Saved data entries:
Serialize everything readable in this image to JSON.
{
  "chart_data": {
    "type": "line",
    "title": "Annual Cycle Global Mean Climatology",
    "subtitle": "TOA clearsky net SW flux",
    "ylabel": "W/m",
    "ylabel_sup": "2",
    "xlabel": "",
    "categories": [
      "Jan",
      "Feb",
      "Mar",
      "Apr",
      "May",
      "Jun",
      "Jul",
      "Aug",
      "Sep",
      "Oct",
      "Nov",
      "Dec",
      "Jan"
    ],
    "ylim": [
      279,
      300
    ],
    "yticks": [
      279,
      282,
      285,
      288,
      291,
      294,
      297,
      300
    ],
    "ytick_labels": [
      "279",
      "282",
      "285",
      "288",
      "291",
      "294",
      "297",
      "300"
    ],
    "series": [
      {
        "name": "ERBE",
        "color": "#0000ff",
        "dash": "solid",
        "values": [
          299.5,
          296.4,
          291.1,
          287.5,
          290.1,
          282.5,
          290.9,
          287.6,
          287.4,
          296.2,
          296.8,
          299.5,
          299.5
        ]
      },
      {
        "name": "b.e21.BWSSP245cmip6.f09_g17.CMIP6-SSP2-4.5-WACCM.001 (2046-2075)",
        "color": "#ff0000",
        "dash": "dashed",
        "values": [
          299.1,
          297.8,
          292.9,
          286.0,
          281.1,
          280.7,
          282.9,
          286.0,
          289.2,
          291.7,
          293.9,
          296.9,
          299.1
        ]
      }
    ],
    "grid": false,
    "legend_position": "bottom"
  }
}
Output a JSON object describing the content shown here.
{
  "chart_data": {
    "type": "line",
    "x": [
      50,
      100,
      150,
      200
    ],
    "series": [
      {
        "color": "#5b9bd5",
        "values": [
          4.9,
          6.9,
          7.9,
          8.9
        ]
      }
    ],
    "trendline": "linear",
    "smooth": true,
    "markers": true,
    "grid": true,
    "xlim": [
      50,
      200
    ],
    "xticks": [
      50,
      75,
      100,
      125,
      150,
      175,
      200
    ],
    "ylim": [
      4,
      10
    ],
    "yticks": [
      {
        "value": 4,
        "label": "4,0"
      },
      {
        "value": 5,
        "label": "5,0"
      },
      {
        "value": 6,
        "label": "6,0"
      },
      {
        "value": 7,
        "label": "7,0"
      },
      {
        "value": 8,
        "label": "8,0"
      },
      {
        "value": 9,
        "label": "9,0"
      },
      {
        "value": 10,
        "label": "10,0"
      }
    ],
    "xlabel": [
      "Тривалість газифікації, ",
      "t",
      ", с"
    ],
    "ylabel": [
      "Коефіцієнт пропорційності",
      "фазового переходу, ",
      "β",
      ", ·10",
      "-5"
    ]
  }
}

● DIRECTIVE
Your task is to reproduce the whole listing exactly.

● ANSWER IN FULL
Serialize everything readable in this image to JSON.
{
  "chart_data": {
    "type": "line",
    "title": "Annual Cycle Global Mean Climatology",
    "subtitle": "TOA clearsky net SW flux",
    "ylabel": "W/m",
    "ylabel_sup": "2",
    "xlabel": "",
    "categories": [
      "Jan",
      "Feb",
      "Mar",
      "Apr",
      "May",
      "Jun",
      "Jul",
      "Aug",
      "Sep",
      "Oct",
      "Nov",
      "Dec",
      "Jan"
    ],
    "ylim": [
      279,
      300
    ],
    "yticks": [
      279,
      282,
      285,
      288,
      291,
      294,
      297,
      300
    ],
    "ytick_labels": [
      "279",
      "282",
      "285",
      "288",
      "291",
      "294",
      "297",
      "300"
    ],
    "series": [
      {
        "name": "ERBE",
        "color": "#0000ff",
        "dash": "solid",
        "values": [
          299.5,
          296.4,
          291.1,
          287.5,
          290.1,
          282.5,
          290.9,
          287.6,
          287.4,
          296.2,
          296.8,
          299.5,
          299.5
        ]
      },
      {
        "name": "b.e21.BWSSP245cmip6.f09_g17.CMIP6-SSP2-4.5-WACCM.001 (2046-2075)",
        "color": "#ff0000",
        "dash": "dashed",
        "values": [
          299.1,
          297.8,
          292.9,
          286.0,
          281.1,
          280.7,
          282.9,
          286.0,
          289.2,
          291.7,
          293.9,
          296.9,
          299.1
        ]
      }
    ],
    "grid": false,
    "legend_position": "bottom"
  }
}
Output a JSON object describing the content shown here.
{
  "chart_data": {
    "type": "line",
    "x": [
      50,
      100,
      150,
      200
    ],
    "series": [
      {
        "color": "#5b9bd5",
        "values": [
          4.9,
          6.9,
          7.9,
          8.9
        ]
      }
    ],
    "trendline": "linear",
    "smooth": true,
    "markers": true,
    "grid": true,
    "xlim": [
      50,
      200
    ],
    "xticks": [
      50,
      75,
      100,
      125,
      150,
      175,
      200
    ],
    "ylim": [
      4,
      10
    ],
    "yticks": [
      {
        "value": 4,
        "label": "4,0"
      },
      {
        "value": 5,
        "label": "5,0"
      },
      {
        "value": 6,
        "label": "6,0"
      },
      {
        "value": 7,
        "label": "7,0"
      },
      {
        "value": 8,
        "label": "8,0"
      },
      {
        "value": 9,
        "label": "9,0"
      },
      {
        "value": 10,
        "label": "10,0"
      }
    ],
    "xlabel": [
      "Тривалість газифікації, ",
      "t",
      ", с"
    ],
    "ylabel": [
      "Коефіцієнт пропорційності",
      "фазового переходу, ",
      "β",
      ", ·10",
      "-5"
    ]
  }
}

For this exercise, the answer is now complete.